▶ **The task**
Repeat each entry in full, exactly.

[Excerpts from a figure dataset]
━━━━━━━━━━━━━━━━━━━━━━━━━━━━━━
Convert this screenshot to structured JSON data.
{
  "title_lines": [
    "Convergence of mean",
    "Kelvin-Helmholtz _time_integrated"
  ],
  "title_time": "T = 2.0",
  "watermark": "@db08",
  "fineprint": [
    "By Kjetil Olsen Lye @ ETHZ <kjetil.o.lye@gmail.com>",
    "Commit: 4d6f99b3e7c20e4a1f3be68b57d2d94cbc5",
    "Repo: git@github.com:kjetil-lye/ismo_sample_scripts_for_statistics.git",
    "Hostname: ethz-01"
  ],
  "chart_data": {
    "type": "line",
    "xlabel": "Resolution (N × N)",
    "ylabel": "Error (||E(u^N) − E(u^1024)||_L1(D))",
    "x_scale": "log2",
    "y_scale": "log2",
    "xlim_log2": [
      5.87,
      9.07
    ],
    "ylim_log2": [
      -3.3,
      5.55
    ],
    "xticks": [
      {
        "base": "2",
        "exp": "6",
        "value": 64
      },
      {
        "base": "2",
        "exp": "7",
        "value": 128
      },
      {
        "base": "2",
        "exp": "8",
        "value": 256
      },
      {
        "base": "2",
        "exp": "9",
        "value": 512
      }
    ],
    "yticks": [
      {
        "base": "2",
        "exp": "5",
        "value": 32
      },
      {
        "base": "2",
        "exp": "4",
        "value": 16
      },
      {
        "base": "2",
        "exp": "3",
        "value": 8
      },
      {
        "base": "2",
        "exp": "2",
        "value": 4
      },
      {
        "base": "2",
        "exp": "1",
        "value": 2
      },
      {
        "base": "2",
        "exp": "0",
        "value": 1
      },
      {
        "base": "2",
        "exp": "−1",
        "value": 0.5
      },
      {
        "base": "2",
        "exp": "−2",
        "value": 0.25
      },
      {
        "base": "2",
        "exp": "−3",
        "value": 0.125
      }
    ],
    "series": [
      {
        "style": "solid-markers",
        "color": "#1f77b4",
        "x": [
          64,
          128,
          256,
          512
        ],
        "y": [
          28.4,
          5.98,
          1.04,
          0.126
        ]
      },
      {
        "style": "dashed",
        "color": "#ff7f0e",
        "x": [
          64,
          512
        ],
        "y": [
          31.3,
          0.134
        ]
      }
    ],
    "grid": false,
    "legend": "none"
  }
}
━━━━━━━━━━━━━━━━━━━━━━━━━━━━━━
▶ **Output below**
Convert this screenshot to structured JSON data.
{
  "title_lines": [
    "Convergence of mean",
    "Kelvin-Helmholtz _time_integrated"
  ],
  "title_time": "T = 2.0",
  "watermark": "@db08",
  "fineprint": [
    "By Kjetil Olsen Lye @ ETHZ <kjetil.o.lye@gmail.com>",
    "Commit: 4d6f99b3e7c20e4a1f3be68b57d2d94cbc5",
    "Repo: git@github.com:kjetil-lye/ismo_sample_scripts_for_statistics.git",
    "Hostname: ethz-01"
  ],
  "chart_data": {
    "type": "line",
    "xlabel": "Resolution (N × N)",
    "ylabel": "Error (||E(u^N) − E(u^1024)||_L1(D))",
    "x_scale": "log2",
    "y_scale": "log2",
    "xlim_log2": [
      5.87,
      9.07
    ],
    "ylim_log2": [
      -3.3,
      5.55
    ],
    "xticks": [
      {
        "base": "2",
        "exp": "6",
        "value": 64
      },
      {
        "base": "2",
        "exp": "7",
        "value": 128
      },
      {
        "base": "2",
        "exp": "8",
        "value": 256
      },
      {
        "base": "2",
        "exp": "9",
        "value": 512
      }
    ],
    "yticks": [
      {
        "base": "2",
        "exp": "5",
        "value": 32
      },
      {
        "base": "2",
        "exp": "4",
        "value": 16
      },
      {
        "base": "2",
        "exp": "3",
        "value": 8
      },
      {
        "base": "2",
        "exp": "2",
        "value": 4
      },
      {
        "base": "2",
        "exp": "1",
        "value": 2
      },
      {
        "base": "2",
        "exp": "0",
        "value": 1
      },
      {
        "base": "2",
        "exp": "−1",
        "value": 0.5
      },
      {
        "base": "2",
        "exp": "−2",
        "value": 0.25
      },
      {
        "base": "2",
        "exp": "−3",
        "value": 0.125
      }
    ],
    "series": [
      {
        "style": "solid-markers",
        "color": "#1f77b4",
        "x": [
          64,
          128,
          256,
          512
        ],
        "y": [
          28.4,
          5.98,
          1.04,
          0.126
        ]
      },
      {
        "style": "dashed",
        "color": "#ff7f0e",
        "x": [
          64,
          512
        ],
        "y": [
          31.3,
          0.134
        ]
      }
    ],
    "grid": false,
    "legend": "none"
  }
}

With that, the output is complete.